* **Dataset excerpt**

....

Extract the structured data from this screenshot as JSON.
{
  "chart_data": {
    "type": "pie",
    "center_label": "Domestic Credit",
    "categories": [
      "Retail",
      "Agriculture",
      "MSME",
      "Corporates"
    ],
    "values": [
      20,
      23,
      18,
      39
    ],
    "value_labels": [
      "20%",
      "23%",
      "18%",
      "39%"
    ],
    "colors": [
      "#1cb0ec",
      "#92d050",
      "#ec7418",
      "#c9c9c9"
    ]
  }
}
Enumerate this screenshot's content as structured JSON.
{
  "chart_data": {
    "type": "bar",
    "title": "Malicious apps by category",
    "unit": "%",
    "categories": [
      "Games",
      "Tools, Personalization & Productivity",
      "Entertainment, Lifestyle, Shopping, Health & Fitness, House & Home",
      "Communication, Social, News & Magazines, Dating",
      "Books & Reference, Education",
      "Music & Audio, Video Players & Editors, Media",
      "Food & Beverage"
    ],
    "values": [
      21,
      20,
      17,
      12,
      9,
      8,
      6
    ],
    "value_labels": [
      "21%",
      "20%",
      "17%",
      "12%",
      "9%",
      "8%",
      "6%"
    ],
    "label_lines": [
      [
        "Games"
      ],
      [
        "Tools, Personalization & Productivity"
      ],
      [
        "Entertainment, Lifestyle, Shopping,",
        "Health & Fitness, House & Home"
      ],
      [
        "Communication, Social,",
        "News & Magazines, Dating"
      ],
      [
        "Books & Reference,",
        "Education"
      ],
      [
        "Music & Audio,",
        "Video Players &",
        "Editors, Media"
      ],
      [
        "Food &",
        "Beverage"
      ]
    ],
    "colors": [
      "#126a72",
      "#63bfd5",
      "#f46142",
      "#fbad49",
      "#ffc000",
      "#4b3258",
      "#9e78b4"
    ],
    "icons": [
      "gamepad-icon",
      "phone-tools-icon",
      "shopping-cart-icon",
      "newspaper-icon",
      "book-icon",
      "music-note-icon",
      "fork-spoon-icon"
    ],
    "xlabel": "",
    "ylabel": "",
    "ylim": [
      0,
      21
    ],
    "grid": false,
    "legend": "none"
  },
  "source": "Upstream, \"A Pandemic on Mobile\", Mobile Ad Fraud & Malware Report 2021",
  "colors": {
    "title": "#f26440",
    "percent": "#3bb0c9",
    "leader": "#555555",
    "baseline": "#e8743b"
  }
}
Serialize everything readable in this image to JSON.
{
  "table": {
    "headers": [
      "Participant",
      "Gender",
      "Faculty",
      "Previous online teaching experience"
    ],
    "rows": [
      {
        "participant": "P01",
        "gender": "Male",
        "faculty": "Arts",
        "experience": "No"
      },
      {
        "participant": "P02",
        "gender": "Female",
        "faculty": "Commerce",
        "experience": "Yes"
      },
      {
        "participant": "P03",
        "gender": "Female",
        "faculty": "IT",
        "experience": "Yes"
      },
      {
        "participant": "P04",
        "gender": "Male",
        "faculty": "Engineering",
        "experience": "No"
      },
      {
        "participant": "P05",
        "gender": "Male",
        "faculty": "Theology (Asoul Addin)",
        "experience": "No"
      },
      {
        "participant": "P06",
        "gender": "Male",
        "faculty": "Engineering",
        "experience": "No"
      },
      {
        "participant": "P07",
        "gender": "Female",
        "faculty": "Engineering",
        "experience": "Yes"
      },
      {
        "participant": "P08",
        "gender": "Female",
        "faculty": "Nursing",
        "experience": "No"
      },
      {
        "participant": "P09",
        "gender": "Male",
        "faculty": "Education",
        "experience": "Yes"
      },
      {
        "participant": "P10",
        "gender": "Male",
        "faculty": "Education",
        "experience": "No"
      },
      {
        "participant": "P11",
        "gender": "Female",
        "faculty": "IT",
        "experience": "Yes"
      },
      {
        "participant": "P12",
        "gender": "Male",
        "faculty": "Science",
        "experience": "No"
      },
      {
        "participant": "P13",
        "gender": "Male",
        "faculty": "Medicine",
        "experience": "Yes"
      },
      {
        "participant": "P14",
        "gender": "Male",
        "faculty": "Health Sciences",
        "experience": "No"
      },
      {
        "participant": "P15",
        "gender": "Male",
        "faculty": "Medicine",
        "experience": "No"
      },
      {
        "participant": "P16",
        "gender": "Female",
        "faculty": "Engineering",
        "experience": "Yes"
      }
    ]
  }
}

....

* **AIM**
Using the listing above, pull out all lines that hold the word "Audio".

* **THE RESULT**
      "Music & Audio, Video Players & Editors, Media",
        "Music & Audio,",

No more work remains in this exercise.